[start EXCERPTED DATA]

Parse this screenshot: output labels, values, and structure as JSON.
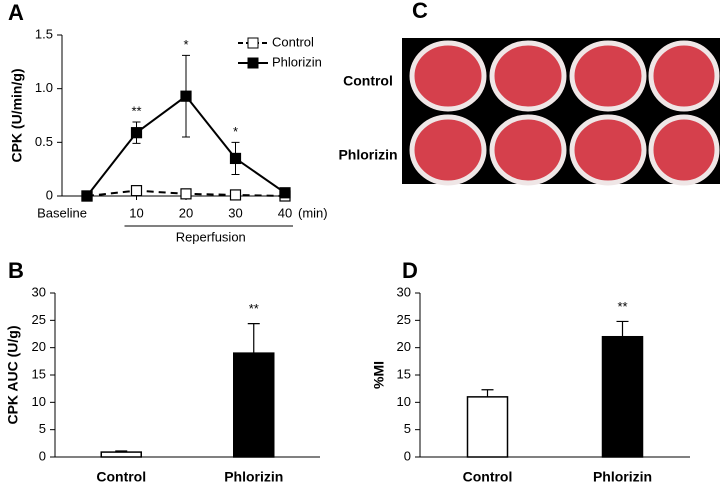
{
  "chart_data": [
    {
      "type": "line",
      "panel": "A",
      "ylabel": "CPK (U/min/g)",
      "categories": [
        "Baseline",
        "10",
        "20",
        "30",
        "40"
      ],
      "x_unit": "(min)",
      "group_label": "Reperfusion",
      "ylim": [
        0,
        1.5
      ],
      "yticks": [
        0,
        0.5,
        {
          "value": 1,
          "label": "1.0"
        },
        1.5
      ],
      "series": [
        {
          "name": "Control",
          "color": "#000000",
          "marker_face": "#ffffff",
          "linestyle": "dashed",
          "values": [
            0,
            0.05,
            0.02,
            0.01,
            0
          ]
        },
        {
          "name": "Phlorizin",
          "color": "#000000",
          "marker_face": "#000000",
          "linestyle": "solid",
          "values": [
            0,
            0.59,
            0.93,
            0.35,
            0.03
          ],
          "errors": [
            0,
            0.1,
            0.38,
            0.15,
            0.01
          ],
          "significance": [
            null,
            "**",
            "*",
            "*",
            null
          ]
        }
      ]
    },
    {
      "type": "bar",
      "panel": "B",
      "ylabel": "CPK AUC (U/g)",
      "categories": [
        "Control",
        "Phlorizin"
      ],
      "values": [
        0.9,
        19
      ],
      "errors": [
        0.2,
        5.4
      ],
      "colors": [
        "#ffffff",
        "#000000"
      ],
      "significance": [
        null,
        "**"
      ],
      "ylim": [
        0,
        30
      ],
      "yticks": [
        0,
        5,
        10,
        15,
        20,
        25,
        30
      ]
    },
    {
      "type": "image",
      "panel": "C",
      "row_labels": [
        "Control",
        "Phlorizin"
      ]
    },
    {
      "type": "bar",
      "panel": "D",
      "ylabel": "%MI",
      "categories": [
        "Control",
        "Phlorizin"
      ],
      "values": [
        11,
        22
      ],
      "errors": [
        1.3,
        2.8
      ],
      "colors": [
        "#ffffff",
        "#000000"
      ],
      "significance": [
        null,
        "**"
      ],
      "ylim": [
        0,
        30
      ],
      "yticks": [
        0,
        5,
        10,
        15,
        20,
        25,
        30
      ]
    }
  ]
}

[end EXCERPTED DATA]

EXERCISE TASK: Spot every line that holds "ylabel" and copy it.

SOLUTION FOR THIS TASK:
      "ylabel": "CPK (U/min/g)",
      "ylabel": "CPK AUC (U/g)",
      "ylabel": "%MI",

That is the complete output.